▸ **Exercise description**
Select and reproduce each line of the listing below that bears the string "részéről".

-- start Data excerpts --

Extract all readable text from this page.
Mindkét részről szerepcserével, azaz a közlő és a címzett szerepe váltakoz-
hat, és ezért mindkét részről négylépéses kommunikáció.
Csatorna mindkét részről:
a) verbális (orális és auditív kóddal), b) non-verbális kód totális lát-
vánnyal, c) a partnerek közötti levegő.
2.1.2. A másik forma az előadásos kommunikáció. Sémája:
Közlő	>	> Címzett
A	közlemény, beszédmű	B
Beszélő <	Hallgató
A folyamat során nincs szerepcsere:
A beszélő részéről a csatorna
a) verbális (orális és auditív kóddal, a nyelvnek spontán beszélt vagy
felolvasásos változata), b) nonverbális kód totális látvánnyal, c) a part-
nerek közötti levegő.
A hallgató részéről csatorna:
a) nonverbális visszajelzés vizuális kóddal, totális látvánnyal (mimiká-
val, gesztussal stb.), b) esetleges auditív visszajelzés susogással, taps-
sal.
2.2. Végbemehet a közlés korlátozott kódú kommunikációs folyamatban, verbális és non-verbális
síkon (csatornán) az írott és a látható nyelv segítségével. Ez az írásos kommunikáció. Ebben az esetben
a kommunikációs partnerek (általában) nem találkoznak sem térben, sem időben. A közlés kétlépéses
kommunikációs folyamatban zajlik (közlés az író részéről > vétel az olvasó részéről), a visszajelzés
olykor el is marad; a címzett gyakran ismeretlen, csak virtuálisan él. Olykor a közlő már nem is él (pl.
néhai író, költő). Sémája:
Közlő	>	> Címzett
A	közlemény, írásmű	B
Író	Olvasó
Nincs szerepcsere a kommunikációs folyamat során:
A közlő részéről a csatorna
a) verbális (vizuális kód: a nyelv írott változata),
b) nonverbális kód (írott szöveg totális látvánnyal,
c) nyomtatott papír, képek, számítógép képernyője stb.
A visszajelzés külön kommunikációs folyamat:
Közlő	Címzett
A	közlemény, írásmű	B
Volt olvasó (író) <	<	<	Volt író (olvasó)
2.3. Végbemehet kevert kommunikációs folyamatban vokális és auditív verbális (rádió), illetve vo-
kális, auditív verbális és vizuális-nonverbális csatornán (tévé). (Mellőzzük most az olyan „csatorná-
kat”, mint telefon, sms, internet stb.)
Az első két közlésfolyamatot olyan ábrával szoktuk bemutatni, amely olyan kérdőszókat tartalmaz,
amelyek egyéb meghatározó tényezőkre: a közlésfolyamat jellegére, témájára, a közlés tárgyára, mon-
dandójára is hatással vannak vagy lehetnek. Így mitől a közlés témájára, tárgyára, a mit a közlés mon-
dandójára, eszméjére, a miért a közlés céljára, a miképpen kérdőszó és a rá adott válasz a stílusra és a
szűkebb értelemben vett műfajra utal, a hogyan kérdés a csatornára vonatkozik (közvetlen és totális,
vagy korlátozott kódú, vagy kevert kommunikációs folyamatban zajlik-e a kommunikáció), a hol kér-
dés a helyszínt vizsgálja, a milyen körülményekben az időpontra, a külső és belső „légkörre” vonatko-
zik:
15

-- end Data excerpts --

▸ **Expected answer**
A beszélő részéről a csatorna
A hallgató részéről csatorna:
kommunikációs folyamatban zajlik (közlés az író részéről > vétel az olvasó részéről), a visszajelzés
A közlő részéről a csatorna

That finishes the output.